- **What is required**: Without changing a character, return the entries, but not the images they hold.

- **Data listing**:
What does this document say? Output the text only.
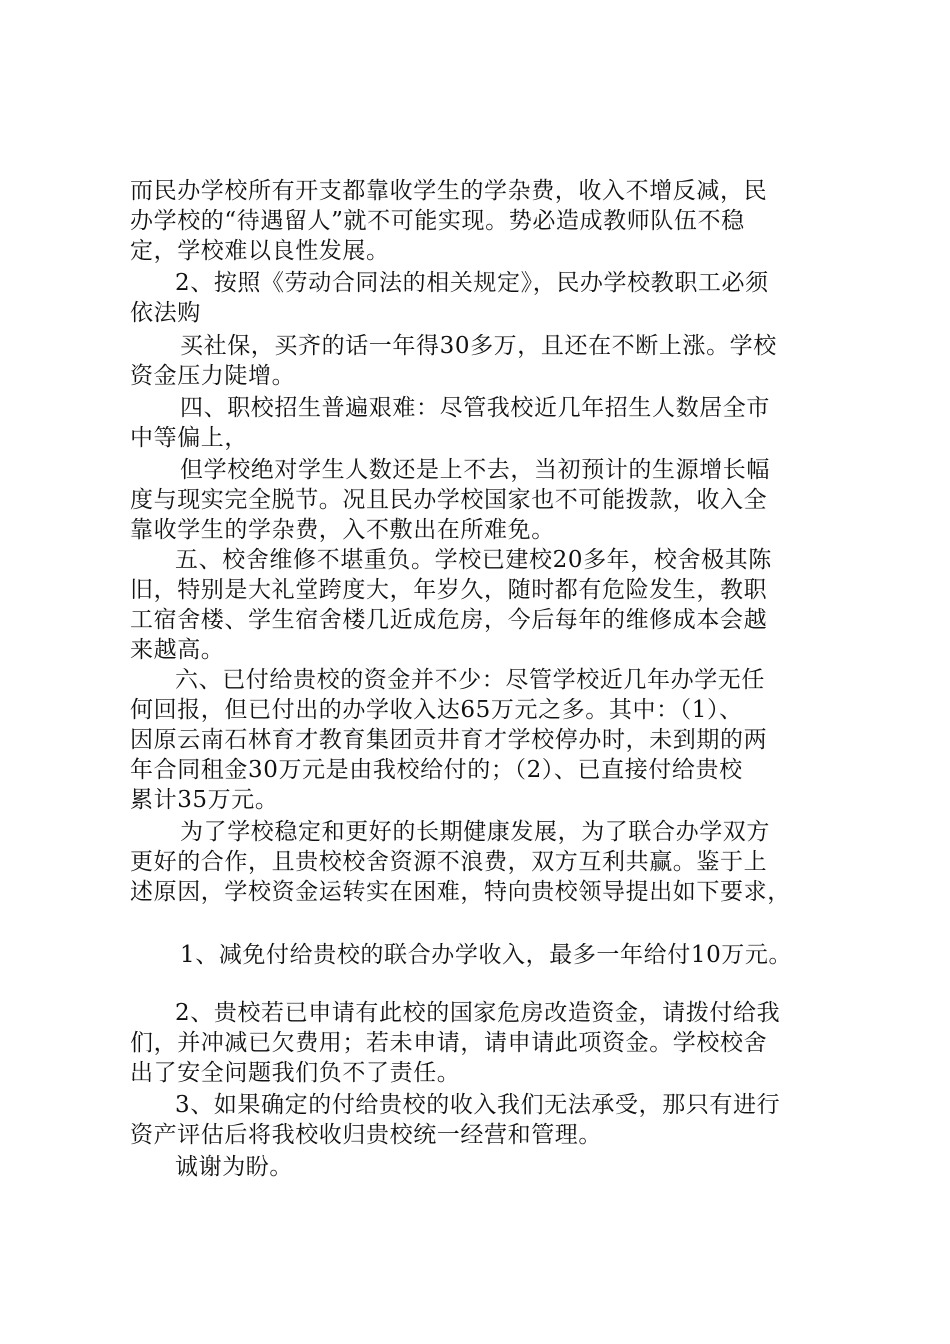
而民办学校所有开支都靠收学生的学杂费，收入不增反减，民
办学校的“待遇留人”就不可能实现。势必造成教师队伍不稳
定，学校难以良性发展。
2、按照《劳动合同法的相关规定》，民办学校教职工必须
依法购
买社保，买齐的话一年得30多万，且还在不断上涨。学校
资金压力陡增。
四、职校招生普遍艰难：尽管我校近几年招生人数居全市
中等偏上，
但学校绝对学生人数还是上不去，当初预计的生源增长幅
度与现实完全脱节。况且民办学校国家也不可能拨款，收入全
靠收学生的学杂费，入不敷出在所难免。
五、校舍维修不堪重负。学校已建校20多年，校舍极其陈
旧，特别是大礼堂跨度大，年岁久，随时都有危险发生，教职
工宿舍楼、学生宿舍楼几近成危房，今后每年的维修成本会越
来越高。
六、已付给贵校的资金并不少：尽管学校近几年办学无任
何回报，但已付出的办学收入达65万元之多。其中：（1）、
因原云南石林育才教育集团贡井育才学校停办时，未到期的两
年合同租金30万元是由我校给付的；（2）、已直接付给贵校
累计35万元。
为了学校稳定和更好的长期健康发展，为了联合办学双方
更好的合作，且贵校校舍资源不浪费，双方互利共赢。鉴于上
述原因，学校资金运转实在困难，特向贵校领导提出如下要求，
1、减免付给贵校的联合办学收入，最多一年给付10万元。
2、贵校若已申请有此校的国家危房改造资金，请拨付给我
们，并冲减已欠费用；若未申请，请申请此项资金。学校校舍
出了安全问题我们负不了责任。
3、如果确定的付给贵校的收入我们无法承受，那只有进行
资产评估后将我校收归贵校统一经营和管理。
诚谢为盼。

- **Exercise answer**:
What does this document say? Output the text only.
而民办学校所有开支都靠收学生的学杂费，收入不增反减，民
办学校的“待遇留人”就不可能实现。势必造成教师队伍不稳
定，学校难以良性发展。
2、按照《劳动合同法的相关规定》，民办学校教职工必须
依法购
买社保，买齐的话一年得30多万，且还在不断上涨。学校
资金压力陡增。
四、职校招生普遍艰难：尽管我校近几年招生人数居全市
中等偏上，
但学校绝对学生人数还是上不去，当初预计的生源增长幅
度与现实完全脱节。况且民办学校国家也不可能拨款，收入全
靠收学生的学杂费，入不敷出在所难免。
五、校舍维修不堪重负。学校已建校20多年，校舍极其陈
旧，特别是大礼堂跨度大，年岁久，随时都有危险发生，教职
工宿舍楼、学生宿舍楼几近成危房，今后每年的维修成本会越
来越高。
六、已付给贵校的资金并不少：尽管学校近几年办学无任
何回报，但已付出的办学收入达65万元之多。其中：（1）、
因原云南石林育才教育集团贡井育才学校停办时，未到期的两
年合同租金30万元是由我校给付的；（2）、已直接付给贵校
累计35万元。
为了学校稳定和更好的长期健康发展，为了联合办学双方
更好的合作，且贵校校舍资源不浪费，双方互利共赢。鉴于上
述原因，学校资金运转实在困难，特向贵校领导提出如下要求，
1、减免付给贵校的联合办学收入，最多一年给付10万元。
2、贵校若已申请有此校的国家危房改造资金，请拨付给我
们，并冲减已欠费用；若未申请，请申请此项资金。学校校舍
出了安全问题我们负不了责任。
3、如果确定的付给贵校的收入我们无法承受，那只有进行
资产评估后将我校收归贵校统一经营和管理。
诚谢为盼。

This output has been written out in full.